-------- SUPPLIED RECORDS --------

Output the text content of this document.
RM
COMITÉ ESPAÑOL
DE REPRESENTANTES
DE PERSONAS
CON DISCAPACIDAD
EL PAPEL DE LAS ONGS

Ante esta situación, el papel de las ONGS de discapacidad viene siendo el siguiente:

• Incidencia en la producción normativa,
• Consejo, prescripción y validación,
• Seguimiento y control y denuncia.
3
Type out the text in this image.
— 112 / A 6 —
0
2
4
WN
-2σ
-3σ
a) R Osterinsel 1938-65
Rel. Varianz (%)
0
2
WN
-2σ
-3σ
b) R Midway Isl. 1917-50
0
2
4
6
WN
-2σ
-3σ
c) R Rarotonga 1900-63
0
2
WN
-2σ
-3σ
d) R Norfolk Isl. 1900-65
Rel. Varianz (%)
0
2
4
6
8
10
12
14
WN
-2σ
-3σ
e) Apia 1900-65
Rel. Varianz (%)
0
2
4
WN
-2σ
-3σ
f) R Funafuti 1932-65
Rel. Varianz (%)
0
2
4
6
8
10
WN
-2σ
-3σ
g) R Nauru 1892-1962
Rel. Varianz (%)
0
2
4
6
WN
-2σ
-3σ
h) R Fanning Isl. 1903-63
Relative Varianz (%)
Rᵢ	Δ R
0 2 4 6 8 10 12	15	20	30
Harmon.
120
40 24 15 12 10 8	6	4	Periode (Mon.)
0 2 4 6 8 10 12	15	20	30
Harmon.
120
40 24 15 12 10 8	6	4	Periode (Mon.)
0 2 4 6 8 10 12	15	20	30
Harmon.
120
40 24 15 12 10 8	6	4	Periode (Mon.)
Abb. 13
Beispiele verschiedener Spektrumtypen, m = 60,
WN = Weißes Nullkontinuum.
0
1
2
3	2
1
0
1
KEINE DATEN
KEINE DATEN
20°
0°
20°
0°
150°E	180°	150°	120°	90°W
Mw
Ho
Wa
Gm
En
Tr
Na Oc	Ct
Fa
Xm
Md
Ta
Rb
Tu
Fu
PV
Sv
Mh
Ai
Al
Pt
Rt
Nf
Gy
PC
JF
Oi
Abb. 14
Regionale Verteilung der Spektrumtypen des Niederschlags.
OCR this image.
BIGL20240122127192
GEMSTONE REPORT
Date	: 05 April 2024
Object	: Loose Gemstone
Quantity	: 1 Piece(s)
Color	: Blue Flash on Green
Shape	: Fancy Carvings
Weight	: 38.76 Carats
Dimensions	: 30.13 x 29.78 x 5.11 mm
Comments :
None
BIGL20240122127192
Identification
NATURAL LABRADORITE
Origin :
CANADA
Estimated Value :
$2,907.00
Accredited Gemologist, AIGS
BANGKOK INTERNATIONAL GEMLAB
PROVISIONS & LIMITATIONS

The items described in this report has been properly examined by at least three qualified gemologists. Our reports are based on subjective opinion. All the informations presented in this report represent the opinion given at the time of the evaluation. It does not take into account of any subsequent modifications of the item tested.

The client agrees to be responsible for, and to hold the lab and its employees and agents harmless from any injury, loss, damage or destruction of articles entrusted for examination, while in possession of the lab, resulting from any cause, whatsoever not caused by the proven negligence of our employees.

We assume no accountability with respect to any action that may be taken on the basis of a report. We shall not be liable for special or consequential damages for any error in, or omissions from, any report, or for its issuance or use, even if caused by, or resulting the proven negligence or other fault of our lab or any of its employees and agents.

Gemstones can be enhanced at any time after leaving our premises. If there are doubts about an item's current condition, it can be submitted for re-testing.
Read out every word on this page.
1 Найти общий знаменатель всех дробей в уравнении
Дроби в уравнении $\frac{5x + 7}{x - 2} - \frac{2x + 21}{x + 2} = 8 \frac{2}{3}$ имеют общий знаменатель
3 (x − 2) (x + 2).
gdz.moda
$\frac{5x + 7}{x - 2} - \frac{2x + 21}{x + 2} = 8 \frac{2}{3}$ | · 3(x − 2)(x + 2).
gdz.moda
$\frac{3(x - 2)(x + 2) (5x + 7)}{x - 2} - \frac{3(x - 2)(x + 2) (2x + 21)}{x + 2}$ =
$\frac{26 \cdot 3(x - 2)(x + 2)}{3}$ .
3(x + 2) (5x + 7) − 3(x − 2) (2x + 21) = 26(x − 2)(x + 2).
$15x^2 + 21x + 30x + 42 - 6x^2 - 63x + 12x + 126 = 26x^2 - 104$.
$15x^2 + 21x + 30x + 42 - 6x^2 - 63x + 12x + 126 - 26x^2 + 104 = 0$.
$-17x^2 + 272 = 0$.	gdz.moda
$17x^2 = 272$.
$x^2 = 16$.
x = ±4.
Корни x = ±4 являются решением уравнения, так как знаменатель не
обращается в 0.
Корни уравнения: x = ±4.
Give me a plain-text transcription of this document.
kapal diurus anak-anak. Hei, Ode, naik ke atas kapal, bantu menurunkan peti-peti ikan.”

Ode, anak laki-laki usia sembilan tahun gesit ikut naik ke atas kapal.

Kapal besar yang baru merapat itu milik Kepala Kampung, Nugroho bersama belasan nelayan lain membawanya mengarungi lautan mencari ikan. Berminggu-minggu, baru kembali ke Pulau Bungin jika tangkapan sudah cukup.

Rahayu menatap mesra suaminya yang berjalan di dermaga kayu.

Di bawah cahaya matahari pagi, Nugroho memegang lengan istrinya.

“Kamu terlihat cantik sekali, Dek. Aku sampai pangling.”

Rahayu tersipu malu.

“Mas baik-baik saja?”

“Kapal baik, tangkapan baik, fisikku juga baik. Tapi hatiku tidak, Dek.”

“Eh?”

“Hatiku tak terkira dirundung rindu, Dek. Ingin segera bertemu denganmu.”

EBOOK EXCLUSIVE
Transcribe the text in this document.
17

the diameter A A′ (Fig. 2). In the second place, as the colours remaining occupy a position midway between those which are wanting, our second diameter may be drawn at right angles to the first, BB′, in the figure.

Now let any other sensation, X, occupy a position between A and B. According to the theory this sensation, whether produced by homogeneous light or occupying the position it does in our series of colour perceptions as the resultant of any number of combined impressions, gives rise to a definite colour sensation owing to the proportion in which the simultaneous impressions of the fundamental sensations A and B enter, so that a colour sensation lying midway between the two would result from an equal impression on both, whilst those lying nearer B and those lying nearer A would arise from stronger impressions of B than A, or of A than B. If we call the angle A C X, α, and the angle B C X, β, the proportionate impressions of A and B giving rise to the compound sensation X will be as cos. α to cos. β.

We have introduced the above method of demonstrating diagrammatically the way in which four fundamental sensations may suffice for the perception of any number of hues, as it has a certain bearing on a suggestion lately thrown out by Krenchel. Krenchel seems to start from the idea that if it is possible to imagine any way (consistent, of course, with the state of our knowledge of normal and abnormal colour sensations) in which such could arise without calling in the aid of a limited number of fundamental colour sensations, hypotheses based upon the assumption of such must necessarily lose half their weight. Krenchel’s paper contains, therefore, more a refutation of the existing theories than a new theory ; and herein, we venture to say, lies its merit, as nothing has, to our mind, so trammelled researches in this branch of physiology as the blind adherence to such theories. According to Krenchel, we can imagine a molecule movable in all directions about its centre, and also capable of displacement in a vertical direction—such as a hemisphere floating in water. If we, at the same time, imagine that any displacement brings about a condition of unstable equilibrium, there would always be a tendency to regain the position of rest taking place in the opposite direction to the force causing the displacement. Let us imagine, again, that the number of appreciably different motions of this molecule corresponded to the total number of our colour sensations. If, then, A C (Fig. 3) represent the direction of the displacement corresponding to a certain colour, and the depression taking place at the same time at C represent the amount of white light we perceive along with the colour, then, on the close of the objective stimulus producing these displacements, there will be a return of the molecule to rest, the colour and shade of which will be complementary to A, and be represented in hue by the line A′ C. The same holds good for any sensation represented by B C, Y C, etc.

--------

EXERCISE TASK:
Find how many lines of the material carry the string "proven". Only the number should be in the answer.

RESULT OF THE EXERCISE:
2